_Short exercise_. Look through the listing and locate every line containing the word "Tipo"; copy those lines.

Dataset excerpt:

┏━━

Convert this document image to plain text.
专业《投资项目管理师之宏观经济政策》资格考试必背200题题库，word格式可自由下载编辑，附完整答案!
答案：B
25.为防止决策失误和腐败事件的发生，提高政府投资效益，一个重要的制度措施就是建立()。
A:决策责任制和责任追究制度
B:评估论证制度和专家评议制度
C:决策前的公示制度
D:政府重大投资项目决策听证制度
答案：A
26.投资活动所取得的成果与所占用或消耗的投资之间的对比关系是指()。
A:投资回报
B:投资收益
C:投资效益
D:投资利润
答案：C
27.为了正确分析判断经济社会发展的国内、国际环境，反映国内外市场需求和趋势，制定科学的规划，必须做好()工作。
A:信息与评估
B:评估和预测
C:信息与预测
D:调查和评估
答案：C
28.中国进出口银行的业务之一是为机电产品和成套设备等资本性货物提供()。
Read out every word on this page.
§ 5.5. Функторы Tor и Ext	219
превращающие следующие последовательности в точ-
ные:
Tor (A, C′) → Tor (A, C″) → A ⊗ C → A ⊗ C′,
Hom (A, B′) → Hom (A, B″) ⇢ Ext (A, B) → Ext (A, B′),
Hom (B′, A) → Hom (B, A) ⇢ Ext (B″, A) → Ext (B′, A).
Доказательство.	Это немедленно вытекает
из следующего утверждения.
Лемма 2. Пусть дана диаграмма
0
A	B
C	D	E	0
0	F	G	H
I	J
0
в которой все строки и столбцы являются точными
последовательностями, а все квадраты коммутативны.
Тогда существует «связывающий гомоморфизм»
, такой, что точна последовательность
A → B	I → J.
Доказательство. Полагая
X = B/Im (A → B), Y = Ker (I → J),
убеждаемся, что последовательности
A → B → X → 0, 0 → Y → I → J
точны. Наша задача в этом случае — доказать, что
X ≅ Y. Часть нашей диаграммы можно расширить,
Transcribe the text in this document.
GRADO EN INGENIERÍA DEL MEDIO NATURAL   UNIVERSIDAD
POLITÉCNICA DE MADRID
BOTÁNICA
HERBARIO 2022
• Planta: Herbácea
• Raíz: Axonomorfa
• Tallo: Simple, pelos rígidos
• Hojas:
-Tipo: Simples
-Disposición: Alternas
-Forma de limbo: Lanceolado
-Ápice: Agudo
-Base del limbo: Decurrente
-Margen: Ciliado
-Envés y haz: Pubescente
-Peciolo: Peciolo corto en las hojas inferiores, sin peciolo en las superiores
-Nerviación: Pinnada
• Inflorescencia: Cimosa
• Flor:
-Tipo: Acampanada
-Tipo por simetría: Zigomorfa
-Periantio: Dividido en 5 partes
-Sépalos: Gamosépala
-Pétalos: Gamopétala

┗━━

_Response below_.
-Tipo: Simples
-Tipo: Acampanada
-Tipo por simetría: Zigomorfa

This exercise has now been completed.